_Task statement_
Go through the data below and copy it exactly, skipping every picture.

_Given entries_
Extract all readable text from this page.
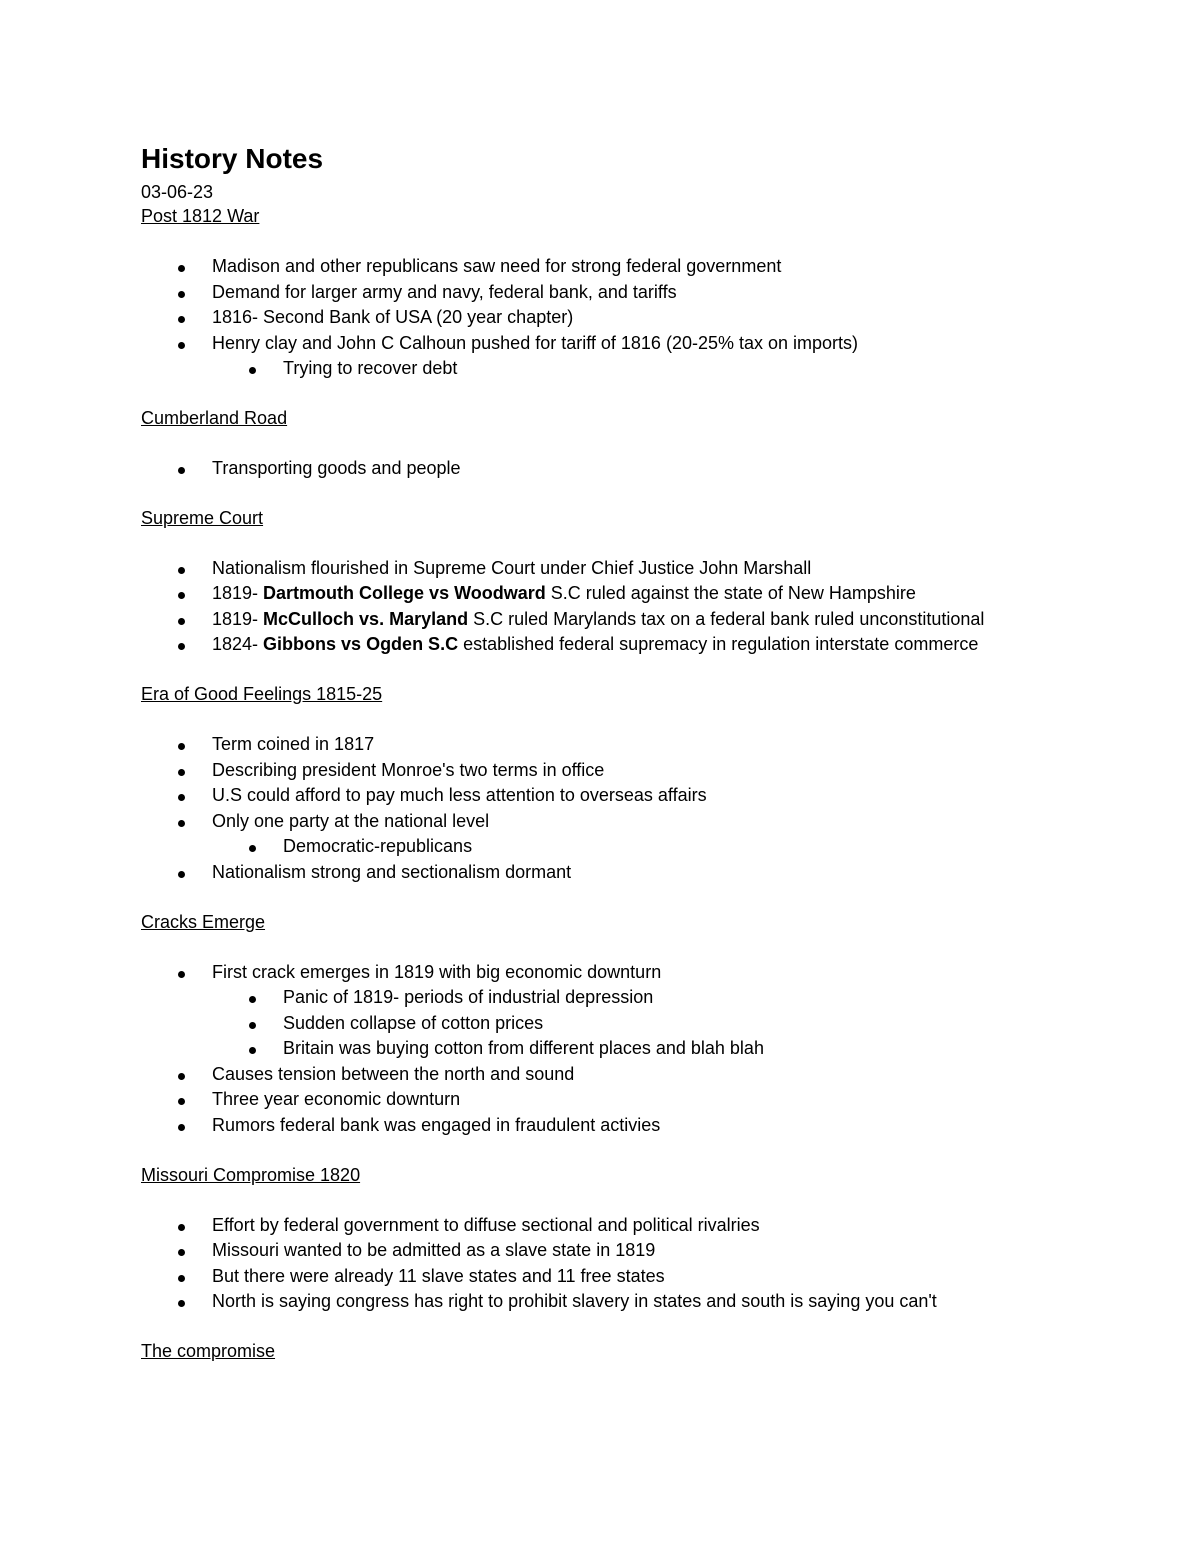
History Notes
03-06-23
Post 1812 War
Madison and other republicans saw need for strong federal government
Demand for larger army and navy, federal bank, and tariffs
1816- Second Bank of USA (20 year chapter)
Henry clay and John C Calhoun pushed for tariff of 1816 (20-25% tax on imports)
Trying to recover debt
Cumberland Road
Transporting goods and people
Supreme Court
Nationalism flourished in Supreme Court under Chief Justice John Marshall
1819- Dartmouth College vs Woodward S.C ruled against the state of New Hampshire
1819- McCulloch vs. Maryland S.C ruled Marylands tax on a federal bank ruled unconstitutional
1824- Gibbons vs Ogden S.C established federal supremacy in regulation interstate commerce
Era of Good Feelings 1815-25
Term coined in 1817
Describing president Monroe's two terms in office
U.S could afford to pay much less attention to overseas affairs
Only one party at the national level
Democratic-republicans
Nationalism strong and sectionalism dormant
Cracks Emerge
First crack emerges in 1819 with big economic downturn
Panic of 1819- periods of industrial depression
Sudden collapse of cotton prices
Britain was buying cotton from different places and blah blah
Causes tension between the north and sound
Three year economic downturn
Rumors federal bank was engaged in fraudulent activies
Missouri Compromise 1820
Effort by federal government to diffuse sectional and political rivalries
Missouri wanted to be admitted as a slave state in 1819
But there were already 11 slave states and 11 free states
North is saying congress has right to prohibit slavery in states and south is saying you can't
The compromise
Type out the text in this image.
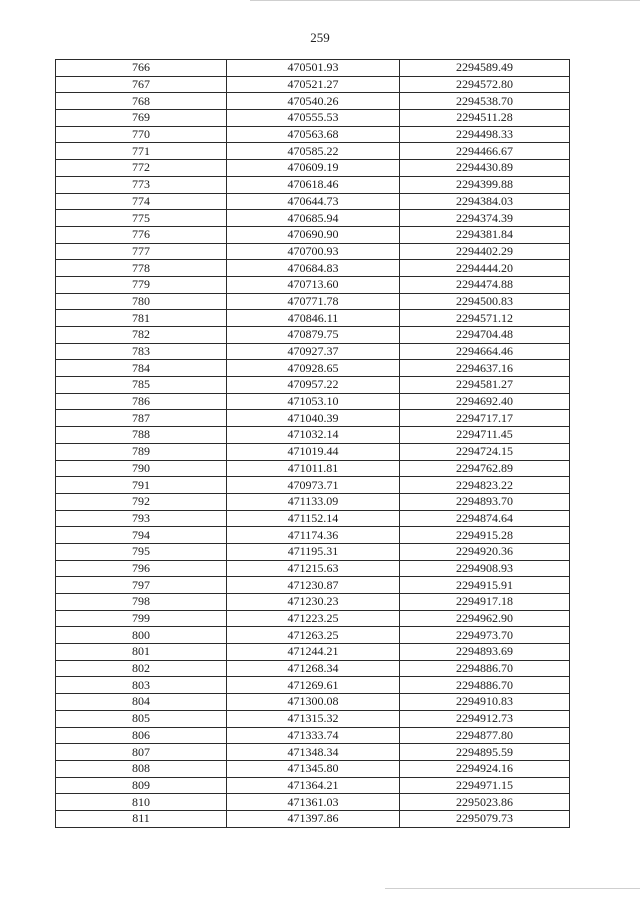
259
766	470501.93	2294589.49
767	470521.27	2294572.80
768	470540.26	2294538.70
769	470555.53	2294511.28
770	470563.68	2294498.33
771	470585.22	2294466.67
772	470609.19	2294430.89
773	470618.46	2294399.88
774	470644.73	2294384.03
775	470685.94	2294374.39
776	470690.90	2294381.84
777	470700.93	2294402.29
778	470684.83	2294444.20
779	470713.60	2294474.88
780	470771.78	2294500.83
781	470846.11	2294571.12
782	470879.75	2294704.48
783	470927.37	2294664.46
784	470928.65	2294637.16
785	470957.22	2294581.27
786	471053.10	2294692.40
787	471040.39	2294717.17
788	471032.14	2294711.45
789	471019.44	2294724.15
790	471011.81	2294762.89
791	470973.71	2294823.22
792	471133.09	2294893.70
793	471152.14	2294874.64
794	471174.36	2294915.28
795	471195.31	2294920.36
796	471215.63	2294908.93
797	471230.87	2294915.91
798	471230.23	2294917.18
799	471223.25	2294962.90
800	471263.25	2294973.70
801	471244.21	2294893.69
802	471268.34	2294886.70
803	471269.61	2294886.70
804	471300.08	2294910.83
805	471315.32	2294912.73
806	471333.74	2294877.80
807	471348.34	2294895.59
808	471345.80	2294924.16
809	471364.21	2294971.15
810	471361.03	2295023.86
811	471397.86	2295079.73
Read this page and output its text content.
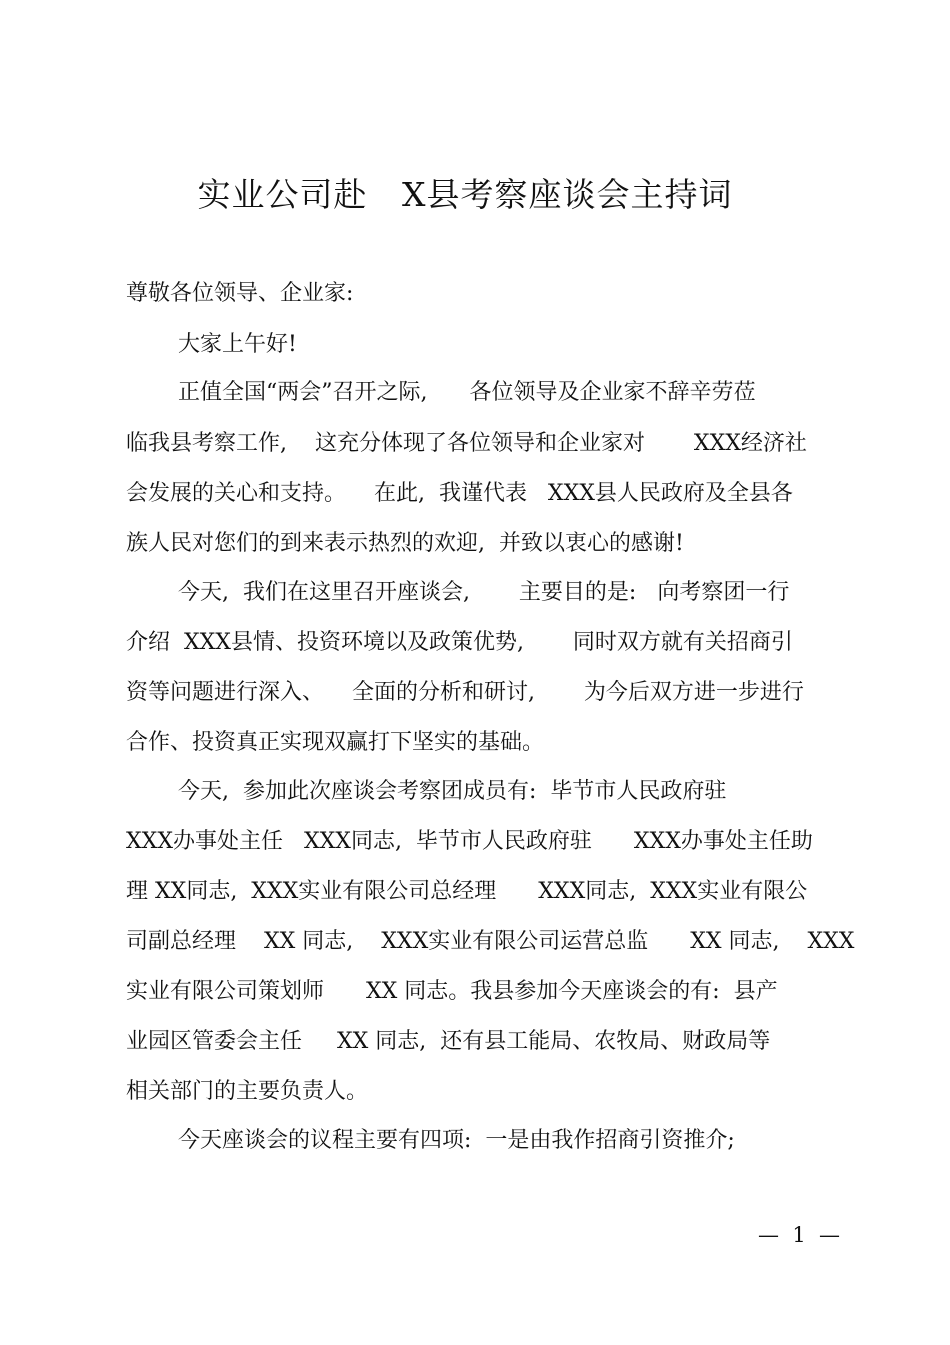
实业公司赴   X县考察座谈会主持词
尊敬各位领导、企业家:
大家上午好!
正值全国“两会”召开之际,      各位领导及企业家不辞辛劳莅
临我县考察工作,    这充分体现了各位领导和企业家对       XXX经济社
会发展的关心和支持。    在此,  我谨代表   XXX县人民政府及全县各
族人民对您们的到来表示热烈的欢迎,  并致以衷心的感谢!
今天,  我们在这里召开座谈会,       主要目的是:   向考察团一行
介绍  XXX县情、投资环境以及政策优势,       同时双方就有关招商引
资等问题进行深入、    全面的分析和研讨,       为今后双方进一步进行
合作、投资真正实现双赢打下坚实的基础。
今天,  参加此次座谈会考察团成员有:  毕节市人民政府驻
XXX办事处主任   XXX同志,  毕节市人民政府驻      XXX办事处主任助
理 XX同志,  XXX实业有限公司总经理      XXX同志,  XXX实业有限公
司副总经理    XX 同志,    XXX实业有限公司运营总监      XX 同志,    XXX
实业有限公司策划师      XX 同志。我县参加今天座谈会的有:  县产
业园区管委会主任     XX 同志,  还有县工能局、农牧局、财政局等
相关部门的主要负责人。
今天座谈会的议程主要有四项:  一是由我作招商引资推介;
—  1  —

_Solution for this task_
Extract all readable text from this page.
History Notes
03-06-23
Post 1812 War
Madison and other republicans saw need for strong federal government
Demand for larger army and navy, federal bank, and tariffs
1816- Second Bank of USA (20 year chapter)
Henry clay and John C Calhoun pushed for tariff of 1816 (20-25% tax on imports)
Trying to recover debt
Cumberland Road
Transporting goods and people
Supreme Court
Nationalism flourished in Supreme Court under Chief Justice John Marshall
1819- Dartmouth College vs Woodward S.C ruled against the state of New Hampshire
1819- McCulloch vs. Maryland S.C ruled Marylands tax on a federal bank ruled unconstitutional
1824- Gibbons vs Ogden S.C established federal supremacy in regulation interstate commerce
Era of Good Feelings 1815-25
Term coined in 1817
Describing president Monroe's two terms in office
U.S could afford to pay much less attention to overseas affairs
Only one party at the national level
Democratic-republicans
Nationalism strong and sectionalism dormant
Cracks Emerge
First crack emerges in 1819 with big economic downturn
Panic of 1819- periods of industrial depression
Sudden collapse of cotton prices
Britain was buying cotton from different places and blah blah
Causes tension between the north and sound
Three year economic downturn
Rumors federal bank was engaged in fraudulent activies
Missouri Compromise 1820
Effort by federal government to diffuse sectional and political rivalries
Missouri wanted to be admitted as a slave state in 1819
But there were already 11 slave states and 11 free states
North is saying congress has right to prohibit slavery in states and south is saying you can't
The compromise
Type out the text in this image.
259
766	470501.93	2294589.49
767	470521.27	2294572.80
768	470540.26	2294538.70
769	470555.53	2294511.28
770	470563.68	2294498.33
771	470585.22	2294466.67
772	470609.19	2294430.89
773	470618.46	2294399.88
774	470644.73	2294384.03
775	470685.94	2294374.39
776	470690.90	2294381.84
777	470700.93	2294402.29
778	470684.83	2294444.20
779	470713.60	2294474.88
780	470771.78	2294500.83
781	470846.11	2294571.12
782	470879.75	2294704.48
783	470927.37	2294664.46
784	470928.65	2294637.16
785	470957.22	2294581.27
786	471053.10	2294692.40
787	471040.39	2294717.17
788	471032.14	2294711.45
789	471019.44	2294724.15
790	471011.81	2294762.89
791	470973.71	2294823.22
792	471133.09	2294893.70
793	471152.14	2294874.64
794	471174.36	2294915.28
795	471195.31	2294920.36
796	471215.63	2294908.93
797	471230.87	2294915.91
798	471230.23	2294917.18
799	471223.25	2294962.90
800	471263.25	2294973.70
801	471244.21	2294893.69
802	471268.34	2294886.70
803	471269.61	2294886.70
804	471300.08	2294910.83
805	471315.32	2294912.73
806	471333.74	2294877.80
807	471348.34	2294895.59
808	471345.80	2294924.16
809	471364.21	2294971.15
810	471361.03	2295023.86
811	471397.86	2295079.73
Read this page and output its text content.
实业公司赴   X县考察座谈会主持词
尊敬各位领导、企业家:
大家上午好!
正值全国“两会”召开之际,      各位领导及企业家不辞辛劳莅
临我县考察工作,    这充分体现了各位领导和企业家对       XXX经济社
会发展的关心和支持。    在此,  我谨代表   XXX县人民政府及全县各
族人民对您们的到来表示热烈的欢迎,  并致以衷心的感谢!
今天,  我们在这里召开座谈会,       主要目的是:   向考察团一行
介绍  XXX县情、投资环境以及政策优势,       同时双方就有关招商引
资等问题进行深入、    全面的分析和研讨,       为今后双方进一步进行
合作、投资真正实现双赢打下坚实的基础。
今天,  参加此次座谈会考察团成员有:  毕节市人民政府驻
XXX办事处主任   XXX同志,  毕节市人民政府驻      XXX办事处主任助
理 XX同志,  XXX实业有限公司总经理      XXX同志,  XXX实业有限公
司副总经理    XX 同志,    XXX实业有限公司运营总监      XX 同志,    XXX
实业有限公司策划师      XX 同志。我县参加今天座谈会的有:  县产
业园区管委会主任     XX 同志,  还有县工能局、农牧局、财政局等
相关部门的主要负责人。
今天座谈会的议程主要有四项:  一是由我作招商引资推介;
—  1  —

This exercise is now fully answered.